Transcribe each record below word for word.

======

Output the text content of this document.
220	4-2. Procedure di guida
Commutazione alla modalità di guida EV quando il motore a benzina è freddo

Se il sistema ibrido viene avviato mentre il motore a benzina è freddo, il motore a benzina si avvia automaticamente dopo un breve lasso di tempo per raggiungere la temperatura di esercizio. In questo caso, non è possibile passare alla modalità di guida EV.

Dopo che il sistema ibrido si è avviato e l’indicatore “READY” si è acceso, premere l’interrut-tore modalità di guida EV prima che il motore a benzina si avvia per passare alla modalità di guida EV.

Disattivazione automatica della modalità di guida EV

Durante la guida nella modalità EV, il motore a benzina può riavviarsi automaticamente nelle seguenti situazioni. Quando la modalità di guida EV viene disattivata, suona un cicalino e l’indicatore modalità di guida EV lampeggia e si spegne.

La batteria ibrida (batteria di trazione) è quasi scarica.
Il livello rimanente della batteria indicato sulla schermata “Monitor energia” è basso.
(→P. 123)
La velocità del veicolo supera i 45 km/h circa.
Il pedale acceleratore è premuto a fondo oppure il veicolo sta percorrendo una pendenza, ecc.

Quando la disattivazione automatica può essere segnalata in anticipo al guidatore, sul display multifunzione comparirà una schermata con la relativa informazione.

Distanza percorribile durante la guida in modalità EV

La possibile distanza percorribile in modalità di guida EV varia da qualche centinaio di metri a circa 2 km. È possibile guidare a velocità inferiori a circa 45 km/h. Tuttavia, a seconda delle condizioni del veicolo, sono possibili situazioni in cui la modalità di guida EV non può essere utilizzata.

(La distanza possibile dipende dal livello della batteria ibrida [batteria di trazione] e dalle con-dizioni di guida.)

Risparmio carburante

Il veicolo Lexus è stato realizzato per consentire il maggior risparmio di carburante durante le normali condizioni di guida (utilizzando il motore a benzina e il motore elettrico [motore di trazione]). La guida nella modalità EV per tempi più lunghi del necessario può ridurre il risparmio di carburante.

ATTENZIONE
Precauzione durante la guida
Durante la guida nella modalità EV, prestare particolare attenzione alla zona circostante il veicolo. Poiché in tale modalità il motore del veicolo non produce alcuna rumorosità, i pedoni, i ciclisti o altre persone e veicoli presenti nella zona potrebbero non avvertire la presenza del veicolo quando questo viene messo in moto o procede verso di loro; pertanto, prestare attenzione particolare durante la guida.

======

Exercise response:
Output the text content of this document.
220	4-2. Procedure di guida
Commutazione alla modalità di guida EV quando il motore a benzina è freddo

Se il sistema ibrido viene avviato mentre il motore a benzina è freddo, il motore a benzina si avvia automaticamente dopo un breve lasso di tempo per raggiungere la temperatura di esercizio. In questo caso, non è possibile passare alla modalità di guida EV.

Dopo che il sistema ibrido si è avviato e l’indicatore “READY” si è acceso, premere l’interrut-tore modalità di guida EV prima che il motore a benzina si avvia per passare alla modalità di guida EV.

Disattivazione automatica della modalità di guida EV

Durante la guida nella modalità EV, il motore a benzina può riavviarsi automaticamente nelle seguenti situazioni. Quando la modalità di guida EV viene disattivata, suona un cicalino e l’indicatore modalità di guida EV lampeggia e si spegne.

La batteria ibrida (batteria di trazione) è quasi scarica.
Il livello rimanente della batteria indicato sulla schermata “Monitor energia” è basso.
(→P. 123)
La velocità del veicolo supera i 45 km/h circa.
Il pedale acceleratore è premuto a fondo oppure il veicolo sta percorrendo una pendenza, ecc.

Quando la disattivazione automatica può essere segnalata in anticipo al guidatore, sul display multifunzione comparirà una schermata con la relativa informazione.

Distanza percorribile durante la guida in modalità EV

La possibile distanza percorribile in modalità di guida EV varia da qualche centinaio di metri a circa 2 km. È possibile guidare a velocità inferiori a circa 45 km/h. Tuttavia, a seconda delle condizioni del veicolo, sono possibili situazioni in cui la modalità di guida EV non può essere utilizzata.

(La distanza possibile dipende dal livello della batteria ibrida [batteria di trazione] e dalle con-dizioni di guida.)

Risparmio carburante

Il veicolo Lexus è stato realizzato per consentire il maggior risparmio di carburante durante le normali condizioni di guida (utilizzando il motore a benzina e il motore elettrico [motore di trazione]). La guida nella modalità EV per tempi più lunghi del necessario può ridurre il risparmio di carburante.

ATTENZIONE
Precauzione durante la guida
Durante la guida nella modalità EV, prestare particolare attenzione alla zona circostante il veicolo. Poiché in tale modalità il motore del veicolo non produce alcuna rumorosità, i pedoni, i ciclisti o altre persone e veicoli presenti nella zona potrebbero non avvertire la presenza del veicolo quando questo viene messo in moto o procede verso di loro; pertanto, prestare attenzione particolare durante la guida.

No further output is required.